**Problem:** Below are some records. Say in a single number how many of their lines include the word "letter".

**Excerpted data:**
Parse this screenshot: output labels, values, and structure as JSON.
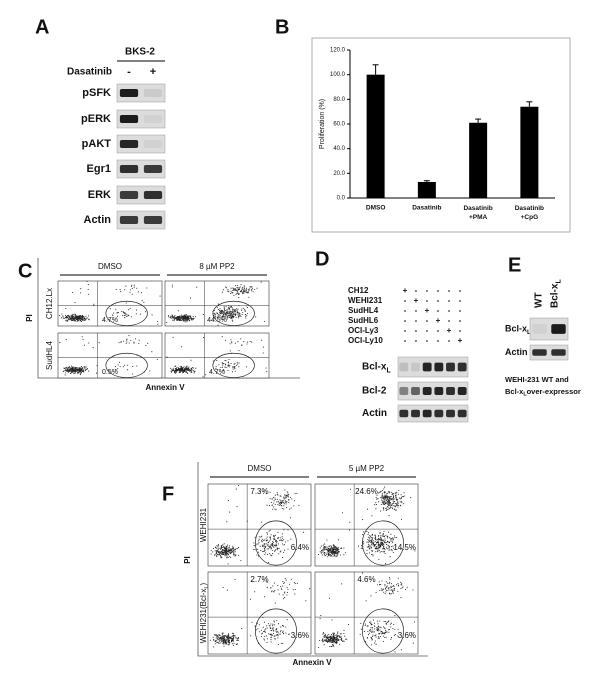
{
  "panels": {
    "A": {
      "letter": "A",
      "cell_line": "BKS-2",
      "treatment": "Dasatinib",
      "lanes": [
        "-",
        "+"
      ],
      "rows": [
        "pSFK",
        "pERK",
        "pAKT",
        "Egr1",
        "ERK",
        "Actin"
      ]
    },
    "C": {
      "letter": "C",
      "columns": [
        "DMSO",
        "8 µM PP2"
      ],
      "rows": [
        "CH12.Lx",
        "SudHL4"
      ],
      "percentages": [
        [
          "4.7%",
          "44.5%"
        ],
        [
          "0.5%",
          "4.7%"
        ]
      ],
      "y_label": "PI",
      "x_label": "Annexin V"
    },
    "D": {
      "letter": "D",
      "cell_lines": [
        "CH12",
        "WEHI231",
        "SudHL4",
        "SudHL6",
        "OCI-Ly3",
        "OCI-Ly10"
      ],
      "signs": [
        [
          "+",
          "-",
          "-",
          "-",
          "-",
          "-"
        ],
        [
          "-",
          "+",
          "-",
          "-",
          "-",
          "-"
        ],
        [
          "-",
          "-",
          "+",
          "-",
          "-",
          "-"
        ],
        [
          "-",
          "-",
          "-",
          "+",
          "-",
          "-"
        ],
        [
          "-",
          "-",
          "-",
          "-",
          "+",
          "-"
        ],
        [
          "-",
          "-",
          "-",
          "-",
          "-",
          "+"
        ]
      ],
      "blots": [
        {
          "label": "Bcl-x",
          "sub": "L"
        },
        {
          "label": "Bcl-2"
        },
        {
          "label": "Actin"
        }
      ]
    },
    "E": {
      "letter": "E",
      "lanes": [
        {
          "label": "WT"
        },
        {
          "label": "Bcl-x",
          "sub": "L"
        }
      ],
      "blots": [
        {
          "label": "Bcl-x",
          "sub": "L"
        },
        {
          "label": "Actin"
        }
      ],
      "caption": [
        {
          "label": "WEHI-231 WT and"
        },
        {
          "label": "Bcl-x",
          "sub": "L",
          "after": "over-expressor"
        }
      ]
    },
    "F": {
      "letter": "F",
      "columns": [
        "DMSO",
        "5 µM PP2"
      ],
      "rows": [
        {
          "label": "WEHI231"
        },
        {
          "label": "WEHI231(Bcl-x",
          "sub": "L",
          "after": ")"
        }
      ],
      "upper": [
        [
          "7.3%",
          "24.6%"
        ],
        [
          "2.7%",
          "4.6%"
        ]
      ],
      "lower": [
        [
          "6.4%",
          "14.5%"
        ],
        [
          "3.6%",
          "3.6%"
        ]
      ],
      "y_label": "PI",
      "x_label": "Annexin V"
    }
  },
  "chart_data": {
    "type": "bar",
    "letter": "B",
    "y_label": "Proliferation (%)",
    "categories": [
      "DMSO",
      "Dasatinib",
      "Dasatinib +PMA",
      "Dasatinib +CpG"
    ],
    "values": [
      100,
      13,
      61,
      74
    ],
    "errors": [
      8,
      1,
      3,
      4
    ],
    "color": "#000000",
    "ylim": [
      0,
      120
    ],
    "yticks": [
      {
        "value": 0,
        "label": "0.0"
      },
      {
        "value": 20,
        "label": "20.0"
      },
      {
        "value": 40,
        "label": "40.0"
      },
      {
        "value": 60,
        "label": "60.0"
      },
      {
        "value": 80,
        "label": "80.0"
      },
      {
        "value": 100,
        "label": "100.0"
      },
      {
        "value": 120,
        "label": "120.0"
      }
    ]
  }
}
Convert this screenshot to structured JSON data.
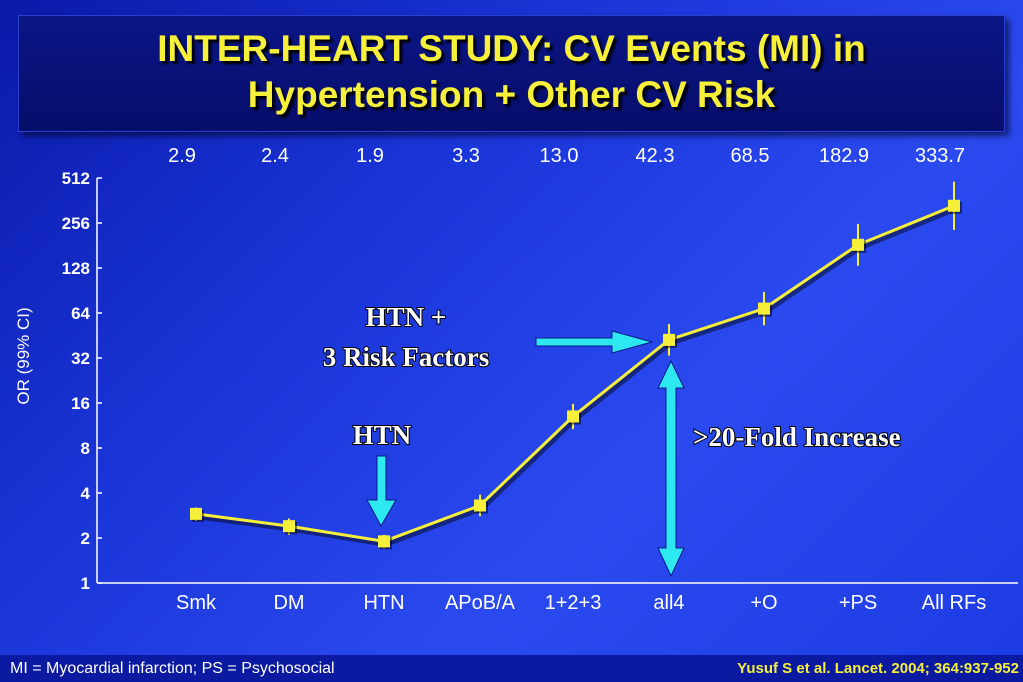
{
  "title": {
    "line1": "INTER-HEART STUDY: CV Events (MI) in",
    "line2": "Hypertension + Other CV Risk"
  },
  "chart_data": {
    "type": "line",
    "ylabel": "OR (99% CI)",
    "y_scale": "log2",
    "ylim": [
      1,
      512
    ],
    "y_ticks": [
      "512",
      "256",
      "128",
      "64",
      "32",
      "16",
      "8",
      "4",
      "2",
      "1"
    ],
    "categories": [
      "Smk",
      "DM",
      "HTN",
      "APoB/A",
      "1+2+3",
      "all4",
      "+O",
      "+PS",
      "All RFs"
    ],
    "values": [
      2.9,
      2.4,
      1.9,
      3.3,
      13.0,
      42.3,
      68.5,
      182.9,
      333.7
    ],
    "value_labels": [
      "2.9",
      "2.4",
      "1.9",
      "3.3",
      "13.0",
      "42.3",
      "68.5",
      "182.9",
      "333.7"
    ],
    "ci": [
      [
        2.6,
        3.2
      ],
      [
        2.1,
        2.7
      ],
      [
        1.7,
        2.1
      ],
      [
        2.8,
        3.9
      ],
      [
        10.7,
        15.8
      ],
      [
        33.2,
        54.0
      ],
      [
        53.0,
        88.6
      ],
      [
        132.6,
        252.3
      ],
      [
        230.2,
        483.9
      ]
    ],
    "line_color": "#f6f03a",
    "marker_color": "#f6f03a",
    "annotations": {
      "htn3_line1": "HTN +",
      "htn3_line2": "3 Risk Factors",
      "htn": "HTN",
      "fold": ">20-Fold Increase"
    },
    "arrow_color": "#2ee8f0"
  },
  "footer": {
    "left": "MI = Myocardial infarction; PS = Psychosocial",
    "right": "Yusuf S et al. Lancet. 2004; 364:937-952"
  }
}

**In response:** 6